Assignment. Faithfully repeat all of the records, as they are written below.

--- START ---

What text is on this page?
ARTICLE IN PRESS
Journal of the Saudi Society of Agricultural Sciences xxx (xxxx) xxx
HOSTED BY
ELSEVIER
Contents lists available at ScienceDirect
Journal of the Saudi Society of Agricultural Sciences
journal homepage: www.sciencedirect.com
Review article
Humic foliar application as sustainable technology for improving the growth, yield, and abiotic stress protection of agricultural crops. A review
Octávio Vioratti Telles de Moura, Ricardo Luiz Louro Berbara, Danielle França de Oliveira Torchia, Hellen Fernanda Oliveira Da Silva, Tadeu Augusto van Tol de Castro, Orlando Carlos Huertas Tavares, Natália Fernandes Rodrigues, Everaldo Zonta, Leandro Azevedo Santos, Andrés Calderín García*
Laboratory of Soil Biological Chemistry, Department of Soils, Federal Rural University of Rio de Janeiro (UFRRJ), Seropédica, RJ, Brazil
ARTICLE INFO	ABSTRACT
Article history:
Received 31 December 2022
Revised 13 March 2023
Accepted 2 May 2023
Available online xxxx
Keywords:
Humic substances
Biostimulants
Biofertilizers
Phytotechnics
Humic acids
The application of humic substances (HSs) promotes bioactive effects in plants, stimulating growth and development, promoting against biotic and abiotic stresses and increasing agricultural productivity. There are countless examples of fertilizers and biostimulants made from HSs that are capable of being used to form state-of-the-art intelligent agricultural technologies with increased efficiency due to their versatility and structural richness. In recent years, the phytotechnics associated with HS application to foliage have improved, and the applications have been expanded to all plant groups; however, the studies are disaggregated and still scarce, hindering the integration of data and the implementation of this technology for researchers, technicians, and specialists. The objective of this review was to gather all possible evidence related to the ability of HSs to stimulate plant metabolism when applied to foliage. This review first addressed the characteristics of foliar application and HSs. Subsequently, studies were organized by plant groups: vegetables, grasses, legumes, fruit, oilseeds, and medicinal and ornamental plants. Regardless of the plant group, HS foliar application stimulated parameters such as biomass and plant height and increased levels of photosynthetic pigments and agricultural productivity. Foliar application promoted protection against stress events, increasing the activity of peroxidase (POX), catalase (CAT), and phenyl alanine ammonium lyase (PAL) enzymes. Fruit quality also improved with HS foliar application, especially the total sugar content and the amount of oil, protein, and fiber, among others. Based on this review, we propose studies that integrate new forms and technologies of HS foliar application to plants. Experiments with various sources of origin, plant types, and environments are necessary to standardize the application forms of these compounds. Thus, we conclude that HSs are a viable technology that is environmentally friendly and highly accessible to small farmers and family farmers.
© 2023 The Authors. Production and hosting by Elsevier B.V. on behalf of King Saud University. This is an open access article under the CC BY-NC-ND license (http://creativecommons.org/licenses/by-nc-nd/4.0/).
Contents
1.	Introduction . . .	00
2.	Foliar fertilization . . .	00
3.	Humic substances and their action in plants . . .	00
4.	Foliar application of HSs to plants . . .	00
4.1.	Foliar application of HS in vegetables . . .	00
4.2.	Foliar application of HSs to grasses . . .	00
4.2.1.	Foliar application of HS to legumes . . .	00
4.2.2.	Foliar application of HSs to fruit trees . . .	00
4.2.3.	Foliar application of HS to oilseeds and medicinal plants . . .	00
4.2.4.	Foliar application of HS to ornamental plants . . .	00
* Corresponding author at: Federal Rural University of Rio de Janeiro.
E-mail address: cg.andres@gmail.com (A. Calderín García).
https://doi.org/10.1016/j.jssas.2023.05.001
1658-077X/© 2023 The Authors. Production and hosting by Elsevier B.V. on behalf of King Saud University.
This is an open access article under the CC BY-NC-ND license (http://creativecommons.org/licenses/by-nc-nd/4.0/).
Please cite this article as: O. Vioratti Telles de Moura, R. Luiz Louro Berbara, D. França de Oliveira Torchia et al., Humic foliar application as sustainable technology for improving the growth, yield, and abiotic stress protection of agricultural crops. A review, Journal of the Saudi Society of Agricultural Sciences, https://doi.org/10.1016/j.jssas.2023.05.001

--- END ---

Answer for the task.
What text is on this page?
ARTICLE IN PRESS
Journal of the Saudi Society of Agricultural Sciences xxx (xxxx) xxx
HOSTED BY
ELSEVIER
Contents lists available at ScienceDirect
Journal of the Saudi Society of Agricultural Sciences
journal homepage: www.sciencedirect.com
Review article
Humic foliar application as sustainable technology for improving the growth, yield, and abiotic stress protection of agricultural crops. A review
Octávio Vioratti Telles de Moura, Ricardo Luiz Louro Berbara, Danielle França de Oliveira Torchia, Hellen Fernanda Oliveira Da Silva, Tadeu Augusto van Tol de Castro, Orlando Carlos Huertas Tavares, Natália Fernandes Rodrigues, Everaldo Zonta, Leandro Azevedo Santos, Andrés Calderín García*
Laboratory of Soil Biological Chemistry, Department of Soils, Federal Rural University of Rio de Janeiro (UFRRJ), Seropédica, RJ, Brazil
ARTICLE INFO	ABSTRACT
Article history:
Received 31 December 2022
Revised 13 March 2023
Accepted 2 May 2023
Available online xxxx
Keywords:
Humic substances
Biostimulants
Biofertilizers
Phytotechnics
Humic acids
The application of humic substances (HSs) promotes bioactive effects in plants, stimulating growth and development, promoting against biotic and abiotic stresses and increasing agricultural productivity. There are countless examples of fertilizers and biostimulants made from HSs that are capable of being used to form state-of-the-art intelligent agricultural technologies with increased efficiency due to their versatility and structural richness. In recent years, the phytotechnics associated with HS application to foliage have improved, and the applications have been expanded to all plant groups; however, the studies are disaggregated and still scarce, hindering the integration of data and the implementation of this technology for researchers, technicians, and specialists. The objective of this review was to gather all possible evidence related to the ability of HSs to stimulate plant metabolism when applied to foliage. This review first addressed the characteristics of foliar application and HSs. Subsequently, studies were organized by plant groups: vegetables, grasses, legumes, fruit, oilseeds, and medicinal and ornamental plants. Regardless of the plant group, HS foliar application stimulated parameters such as biomass and plant height and increased levels of photosynthetic pigments and agricultural productivity. Foliar application promoted protection against stress events, increasing the activity of peroxidase (POX), catalase (CAT), and phenyl alanine ammonium lyase (PAL) enzymes. Fruit quality also improved with HS foliar application, especially the total sugar content and the amount of oil, protein, and fiber, among others. Based on this review, we propose studies that integrate new forms and technologies of HS foliar application to plants. Experiments with various sources of origin, plant types, and environments are necessary to standardize the application forms of these compounds. Thus, we conclude that HSs are a viable technology that is environmentally friendly and highly accessible to small farmers and family farmers.
© 2023 The Authors. Production and hosting by Elsevier B.V. on behalf of King Saud University. This is an open access article under the CC BY-NC-ND license (http://creativecommons.org/licenses/by-nc-nd/4.0/).
Contents
1.	Introduction . . .	00
2.	Foliar fertilization . . .	00
3.	Humic substances and their action in plants . . .	00
4.	Foliar application of HSs to plants . . .	00
4.1.	Foliar application of HS in vegetables . . .	00
4.2.	Foliar application of HSs to grasses . . .	00
4.2.1.	Foliar application of HS to legumes . . .	00
4.2.2.	Foliar application of HSs to fruit trees . . .	00
4.2.3.	Foliar application of HS to oilseeds and medicinal plants . . .	00
4.2.4.	Foliar application of HS to ornamental plants . . .	00
* Corresponding author at: Federal Rural University of Rio de Janeiro.
E-mail address: cg.andres@gmail.com (A. Calderín García).
https://doi.org/10.1016/j.jssas.2023.05.001
1658-077X/© 2023 The Authors. Production and hosting by Elsevier B.V. on behalf of King Saud University.
This is an open access article under the CC BY-NC-ND license (http://creativecommons.org/licenses/by-nc-nd/4.0/).
Please cite this article as: O. Vioratti Telles de Moura, R. Luiz Louro Berbara, D. França de Oliveira Torchia et al., Humic foliar application as sustainable technology for improving the growth, yield, and abiotic stress protection of agricultural crops. A review, Journal of the Saudi Society of Agricultural Sciences, https://doi.org/10.1016/j.jssas.2023.05.001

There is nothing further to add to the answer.